Stored entries

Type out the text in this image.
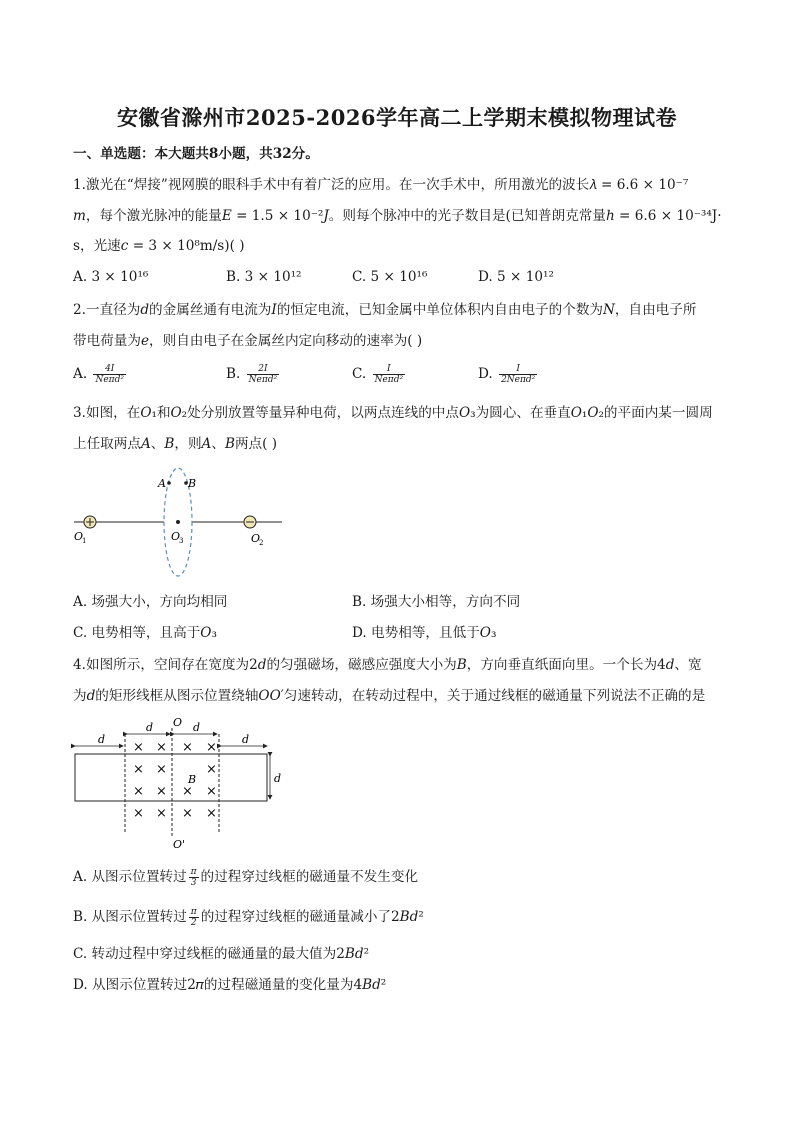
安徽省滁州市2025-2026学年高二上学期末模拟物理试卷
一、单选题：本大题共8小题，共32分。
1.激光在“焊接”视网膜的眼科手术中有着广泛的应用。在一次手术中，所用激光的波长𝜆 = 6.6 × 10⁻⁷
𝑚，每个激光脉冲的能量𝐸 = 1.5 × 10⁻²𝐽。则每个脉冲中的光子数目是(已知普朗克常量ℎ = 6.6 × 10⁻³⁴J·
s，光速𝑐 = 3 × 10⁸m/s)( )
A. 3 × 10¹⁶	B. 3 × 10¹²	C. 5 × 10¹⁶	D. 5 × 10¹²
2.一直径为𝑑的金属丝通有电流为𝐼的恒定电流，已知金属中单位体积内自由电子的个数为𝑁，自由电子所
带电荷量为𝑒，则自由电子在金属丝内定向移动的速率为( )
A. $\frac{4I}{\text{Neπd²}}$	B. $\frac{2I}{\text{Neπd²}}$	C. $\frac{I}{\text{Neπd²}}$	D. $\frac{I}{\text{2Neπd²}}$
3.如图，在𝑂₁和𝑂₂处分别放置等量异种电荷，以两点连线的中点𝑂₃为圆心、在垂直𝑂₁𝑂₂的平面内某一圆周
上任取两点𝐴、𝐵，则𝐴、𝐵两点( )
A B
O
1	O
3	O
2
A. 场强大小，方向均相同	B. 场强大小相等，方向不同
C. 电势相等，且高于𝑂₃	D. 电势相等，且低于𝑂₃
4.如图所示，空间存在宽度为2𝑑的匀强磁场，磁感应强度大小为𝐵，方向垂直纸面向里。一个长为4𝑑、宽
为𝑑的矩形线框从图示位置绕轴𝑂𝑂′匀速转动，在转动过程中，关于通过线框的磁通量下列说法不正确的是
d
d	d
d
d
O
O'
B
× × × ×
× ×	×
× × × ×
× × × ×
A. 从图示位置转过 $\frac{\pi}{3}$ 的过程穿过线框的磁通量不发生变化
B. 从图示位置转过 $\frac{\pi}{2}$ 的过程穿过线框的磁通量减小了2𝐵𝑑²
C. 转动过程中穿过线框的磁通量的最大值为2𝐵𝑑²
D. 从图示位置转过2𝜋的过程磁通量的变化量为4𝐵𝑑²
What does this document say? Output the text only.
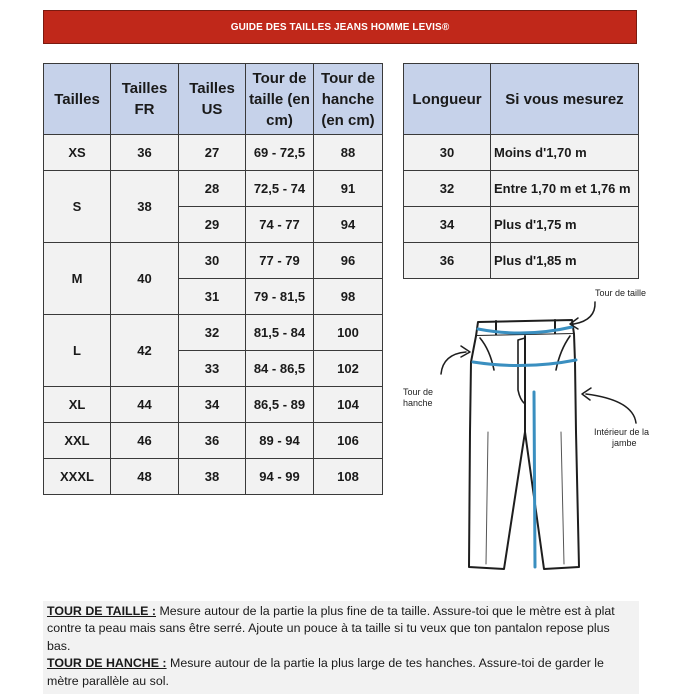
GUIDE DES TAILLES JEANS HOMME LEVIS®
Tailles	Tailles FR	Tailles US	Tour de taille (en cm)	Tour de hanche (en cm)
XS	36	27	69 - 72,5	88
S	38	28	72,5 - 74	91
		29	74 - 77	94
M	40	30	77 - 79	96
		31	79 - 81,5	98
L	42	32	81,5 - 84	100
		33	84 - 86,5	102
XL	44	34	86,5 - 89	104
XXL	46	36	89 - 94	106
XXXL	48	38	94 - 99	108
Longueur	Si vous mesurez
30	Moins d'1,70 m
32	Entre 1,70 m et 1,76 m
34	Plus d'1,75 m
36	Plus d'1,85 m
Tour de taille
Tour de
hanche
Intérieur de la
jambe
TOUR DE TAILLE : Mesure autour de la partie la plus fine de ta taille. Assure-toi que le mètre est à plat contre ta peau mais sans être serré. Ajoute un pouce à ta taille si tu veux que ton pantalon repose plus bas.
TOUR DE HANCHE : Mesure autour de la partie la plus large de tes hanches. Assure-toi de garder le mètre parallèle au sol.
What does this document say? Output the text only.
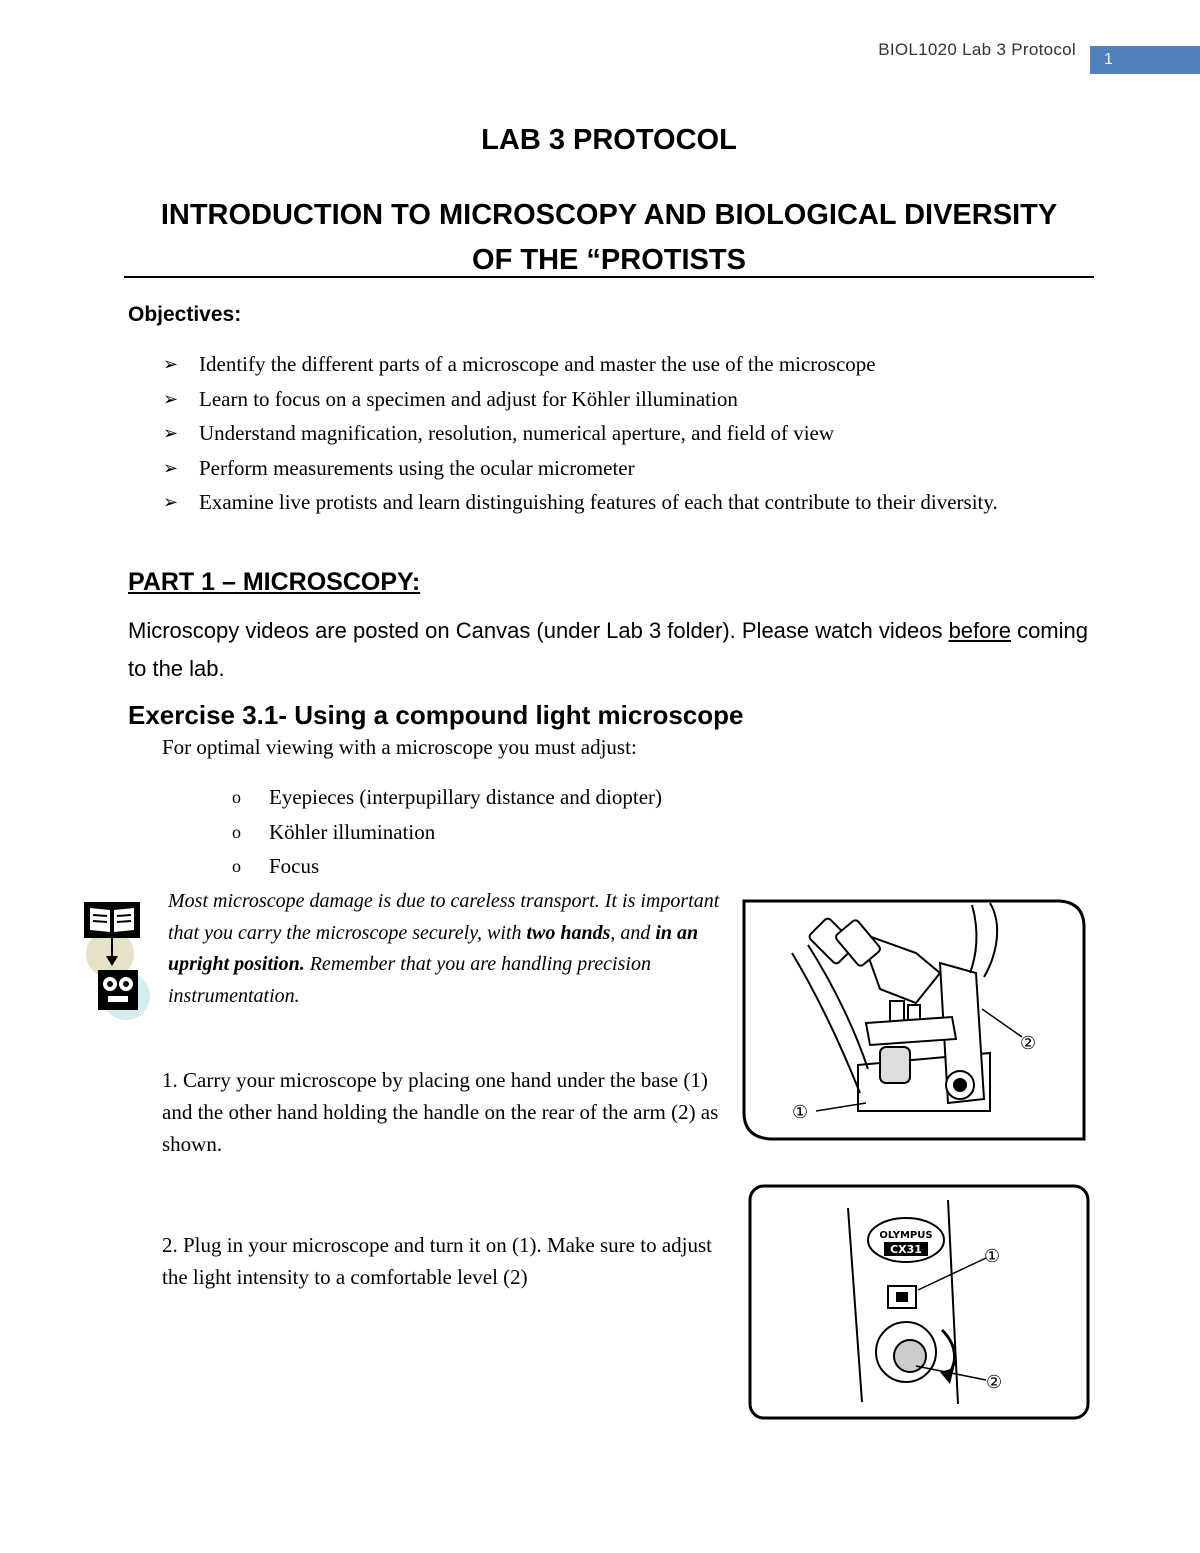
BIOL1020 Lab 3 Protocol
1
LAB 3 PROTOCOL
INTRODUCTION TO MICROSCOPY AND BIOLOGICAL DIVERSITY
OF THE “PROTISTS
Objectives:
➢ Identify the different parts of a microscope and master the use of the microscope
➢ Learn to focus on a specimen and adjust for Köhler illumination
➢ Understand magnification, resolution, numerical aperture, and field of view
➢ Perform measurements using the ocular micrometer
➢ Examine live protists and learn distinguishing features of each that contribute to their diversity.
PART 1 – MICROSCOPY:
Microscopy videos are posted on Canvas (under Lab 3 folder). Please watch videos before coming to the lab.
Exercise 3.1- Using a compound light microscope
For optimal viewing with a microscope you must adjust:
o Eyepieces (interpupillary distance and diopter)
o Köhler illumination
o Focus
Most microscope damage is due to careless transport. It is important that you carry the microscope securely, with two hands, and in an upright position. Remember that you are handling precision instrumentation.
1. Carry your microscope by placing one hand under the base (1) and the other hand holding the handle on the rear of the arm (2) as shown.
2. Plug in your microscope and turn it on (1). Make sure to adjust the light intensity to a comfortable level (2)
①
②
OLYMPUS
CX31	①
②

• EXERCISE INSTRUCTIONS
Quote all the lines above exactly as given. Do not include the pictures.

• RESULT
Type out the text in this image.
安徽省滁州市2025-2026学年高二上学期末模拟物理试卷
一、单选题：本大题共8小题，共32分。
1.激光在“焊接”视网膜的眼科手术中有着广泛的应用。在一次手术中，所用激光的波长𝜆 = 6.6 × 10⁻⁷
𝑚，每个激光脉冲的能量𝐸 = 1.5 × 10⁻²𝐽。则每个脉冲中的光子数目是(已知普朗克常量ℎ = 6.6 × 10⁻³⁴J·
s，光速𝑐 = 3 × 10⁸m/s)( )
A. 3 × 10¹⁶	B. 3 × 10¹²	C. 5 × 10¹⁶	D. 5 × 10¹²
2.一直径为𝑑的金属丝通有电流为𝐼的恒定电流，已知金属中单位体积内自由电子的个数为𝑁，自由电子所
带电荷量为𝑒，则自由电子在金属丝内定向移动的速率为( )
A. $\frac{4I}{\text{Neπd²}}$	B. $\frac{2I}{\text{Neπd²}}$	C. $\frac{I}{\text{Neπd²}}$	D. $\frac{I}{\text{2Neπd²}}$
3.如图，在𝑂₁和𝑂₂处分别放置等量异种电荷，以两点连线的中点𝑂₃为圆心、在垂直𝑂₁𝑂₂的平面内某一圆周
上任取两点𝐴、𝐵，则𝐴、𝐵两点( )
A B
O
1	O
3	O
2
A. 场强大小，方向均相同	B. 场强大小相等，方向不同
C. 电势相等，且高于𝑂₃	D. 电势相等，且低于𝑂₃
4.如图所示，空间存在宽度为2𝑑的匀强磁场，磁感应强度大小为𝐵，方向垂直纸面向里。一个长为4𝑑、宽
为𝑑的矩形线框从图示位置绕轴𝑂𝑂′匀速转动，在转动过程中，关于通过线框的磁通量下列说法不正确的是
d
d	d
d
d
O
O'
B
× × × ×
× ×	×
× × × ×
× × × ×
A. 从图示位置转过 $\frac{\pi}{3}$ 的过程穿过线框的磁通量不发生变化
B. 从图示位置转过 $\frac{\pi}{2}$ 的过程穿过线框的磁通量减小了2𝐵𝑑²
C. 转动过程中穿过线框的磁通量的最大值为2𝐵𝑑²
D. 从图示位置转过2𝜋的过程磁通量的变化量为4𝐵𝑑²
What does this document say? Output the text only.
GUIDE DES TAILLES JEANS HOMME LEVIS®
Tailles	Tailles FR	Tailles US	Tour de taille (en cm)	Tour de hanche (en cm)
XS	36	27	69 - 72,5	88
S	38	28	72,5 - 74	91
		29	74 - 77	94
M	40	30	77 - 79	96
		31	79 - 81,5	98
L	42	32	81,5 - 84	100
		33	84 - 86,5	102
XL	44	34	86,5 - 89	104
XXL	46	36	89 - 94	106
XXXL	48	38	94 - 99	108
Longueur	Si vous mesurez
30	Moins d'1,70 m
32	Entre 1,70 m et 1,76 m
34	Plus d'1,75 m
36	Plus d'1,85 m
Tour de taille
Tour de
hanche
Intérieur de la
jambe
TOUR DE TAILLE : Mesure autour de la partie la plus fine de ta taille. Assure-toi que le mètre est à plat contre ta peau mais sans être serré. Ajoute un pouce à ta taille si tu veux que ton pantalon repose plus bas.
TOUR DE HANCHE : Mesure autour de la partie la plus large de tes hanches. Assure-toi de garder le mètre parallèle au sol.
What does this document say? Output the text only.
BIOL1020 Lab 3 Protocol
1
LAB 3 PROTOCOL
INTRODUCTION TO MICROSCOPY AND BIOLOGICAL DIVERSITY
OF THE “PROTISTS
Objectives:
➢ Identify the different parts of a microscope and master the use of the microscope
➢ Learn to focus on a specimen and adjust for Köhler illumination
➢ Understand magnification, resolution, numerical aperture, and field of view
➢ Perform measurements using the ocular micrometer
➢ Examine live protists and learn distinguishing features of each that contribute to their diversity.
PART 1 – MICROSCOPY:
Microscopy videos are posted on Canvas (under Lab 3 folder). Please watch videos before coming to the lab.
Exercise 3.1- Using a compound light microscope
For optimal viewing with a microscope you must adjust:
o Eyepieces (interpupillary distance and diopter)
o Köhler illumination
o Focus
Most microscope damage is due to careless transport. It is important that you carry the microscope securely, with two hands, and in an upright position. Remember that you are handling precision instrumentation.
1. Carry your microscope by placing one hand under the base (1) and the other hand holding the handle on the rear of the arm (2) as shown.
2. Plug in your microscope and turn it on (1). Make sure to adjust the light intensity to a comfortable level (2)
①
②
OLYMPUS
CX31	①
②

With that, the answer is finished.